◆ **Records to process**:
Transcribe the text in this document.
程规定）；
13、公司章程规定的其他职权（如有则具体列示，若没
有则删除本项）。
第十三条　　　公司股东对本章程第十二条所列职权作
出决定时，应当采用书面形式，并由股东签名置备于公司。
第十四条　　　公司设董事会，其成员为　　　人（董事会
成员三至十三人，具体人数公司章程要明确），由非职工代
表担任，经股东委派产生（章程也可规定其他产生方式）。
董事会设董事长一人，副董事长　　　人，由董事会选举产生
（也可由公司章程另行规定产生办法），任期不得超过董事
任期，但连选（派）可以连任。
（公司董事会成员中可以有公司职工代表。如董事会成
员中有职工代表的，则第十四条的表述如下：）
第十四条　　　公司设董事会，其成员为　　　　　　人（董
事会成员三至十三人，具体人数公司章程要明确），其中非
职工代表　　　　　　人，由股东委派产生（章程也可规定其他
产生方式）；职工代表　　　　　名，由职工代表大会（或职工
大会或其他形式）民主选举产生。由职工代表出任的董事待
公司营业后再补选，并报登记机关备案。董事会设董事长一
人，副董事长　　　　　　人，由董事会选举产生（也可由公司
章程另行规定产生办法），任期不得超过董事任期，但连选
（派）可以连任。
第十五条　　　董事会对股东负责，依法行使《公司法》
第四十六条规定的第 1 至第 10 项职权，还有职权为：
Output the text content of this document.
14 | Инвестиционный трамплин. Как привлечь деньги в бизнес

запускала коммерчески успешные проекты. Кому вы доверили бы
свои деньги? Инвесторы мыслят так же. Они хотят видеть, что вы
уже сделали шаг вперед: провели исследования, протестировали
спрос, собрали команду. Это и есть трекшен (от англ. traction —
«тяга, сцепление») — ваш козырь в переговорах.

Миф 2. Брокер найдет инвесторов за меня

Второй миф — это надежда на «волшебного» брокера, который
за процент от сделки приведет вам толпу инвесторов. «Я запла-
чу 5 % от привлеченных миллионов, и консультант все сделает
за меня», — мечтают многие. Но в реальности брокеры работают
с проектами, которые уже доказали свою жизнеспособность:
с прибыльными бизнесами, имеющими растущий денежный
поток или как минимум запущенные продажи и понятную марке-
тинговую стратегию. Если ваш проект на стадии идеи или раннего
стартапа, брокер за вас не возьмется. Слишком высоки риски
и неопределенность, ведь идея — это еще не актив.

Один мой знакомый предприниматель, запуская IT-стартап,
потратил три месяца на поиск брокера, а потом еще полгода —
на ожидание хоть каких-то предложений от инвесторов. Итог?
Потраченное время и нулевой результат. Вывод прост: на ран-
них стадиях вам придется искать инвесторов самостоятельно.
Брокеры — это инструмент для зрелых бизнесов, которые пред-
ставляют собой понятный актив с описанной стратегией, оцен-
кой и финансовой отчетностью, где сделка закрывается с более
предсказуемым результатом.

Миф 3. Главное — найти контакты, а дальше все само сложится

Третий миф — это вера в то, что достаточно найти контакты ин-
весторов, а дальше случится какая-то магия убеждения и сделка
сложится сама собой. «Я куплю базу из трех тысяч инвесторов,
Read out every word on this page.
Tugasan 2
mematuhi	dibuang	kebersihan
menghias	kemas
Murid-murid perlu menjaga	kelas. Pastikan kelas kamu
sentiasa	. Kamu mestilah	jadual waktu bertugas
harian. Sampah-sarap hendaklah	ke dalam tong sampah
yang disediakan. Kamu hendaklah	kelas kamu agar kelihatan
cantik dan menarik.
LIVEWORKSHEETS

◆ **Brief**: Please set down the whole listing above without altering a single line.

◆ **Finished task**:
Transcribe the text in this document.
程规定）；
13、公司章程规定的其他职权（如有则具体列示，若没
有则删除本项）。
第十三条　　　公司股东对本章程第十二条所列职权作
出决定时，应当采用书面形式，并由股东签名置备于公司。
第十四条　　　公司设董事会，其成员为　　　人（董事会
成员三至十三人，具体人数公司章程要明确），由非职工代
表担任，经股东委派产生（章程也可规定其他产生方式）。
董事会设董事长一人，副董事长　　　人，由董事会选举产生
（也可由公司章程另行规定产生办法），任期不得超过董事
任期，但连选（派）可以连任。
（公司董事会成员中可以有公司职工代表。如董事会成
员中有职工代表的，则第十四条的表述如下：）
第十四条　　　公司设董事会，其成员为　　　　　　人（董
事会成员三至十三人，具体人数公司章程要明确），其中非
职工代表　　　　　　人，由股东委派产生（章程也可规定其他
产生方式）；职工代表　　　　　名，由职工代表大会（或职工
大会或其他形式）民主选举产生。由职工代表出任的董事待
公司营业后再补选，并报登记机关备案。董事会设董事长一
人，副董事长　　　　　　人，由董事会选举产生（也可由公司
章程另行规定产生办法），任期不得超过董事任期，但连选
（派）可以连任。
第十五条　　　董事会对股东负责，依法行使《公司法》
第四十六条规定的第 1 至第 10 项职权，还有职权为：
Output the text content of this document.
14 | Инвестиционный трамплин. Как привлечь деньги в бизнес

запускала коммерчески успешные проекты. Кому вы доверили бы
свои деньги? Инвесторы мыслят так же. Они хотят видеть, что вы
уже сделали шаг вперед: провели исследования, протестировали
спрос, собрали команду. Это и есть трекшен (от англ. traction —
«тяга, сцепление») — ваш козырь в переговорах.

Миф 2. Брокер найдет инвесторов за меня

Второй миф — это надежда на «волшебного» брокера, который
за процент от сделки приведет вам толпу инвесторов. «Я запла-
чу 5 % от привлеченных миллионов, и консультант все сделает
за меня», — мечтают многие. Но в реальности брокеры работают
с проектами, которые уже доказали свою жизнеспособность:
с прибыльными бизнесами, имеющими растущий денежный
поток или как минимум запущенные продажи и понятную марке-
тинговую стратегию. Если ваш проект на стадии идеи или раннего
стартапа, брокер за вас не возьмется. Слишком высоки риски
и неопределенность, ведь идея — это еще не актив.

Один мой знакомый предприниматель, запуская IT-стартап,
потратил три месяца на поиск брокера, а потом еще полгода —
на ожидание хоть каких-то предложений от инвесторов. Итог?
Потраченное время и нулевой результат. Вывод прост: на ран-
них стадиях вам придется искать инвесторов самостоятельно.
Брокеры — это инструмент для зрелых бизнесов, которые пред-
ставляют собой понятный актив с описанной стратегией, оцен-
кой и финансовой отчетностью, где сделка закрывается с более
предсказуемым результатом.

Миф 3. Главное — найти контакты, а дальше все само сложится

Третий миф — это вера в то, что достаточно найти контакты ин-
весторов, а дальше случится какая-то магия убеждения и сделка
сложится сама собой. «Я куплю базу из трех тысяч инвесторов,
Read out every word on this page.
Tugasan 2
mematuhi	dibuang	kebersihan
menghias	kemas
Murid-murid perlu menjaga	kelas. Pastikan kelas kamu
sentiasa	. Kamu mestilah	jadual waktu bertugas
harian. Sampah-sarap hendaklah	ke dalam tong sampah
yang disediakan. Kamu hendaklah	kelas kamu agar kelihatan
cantik dan menarik.
LIVEWORKSHEETS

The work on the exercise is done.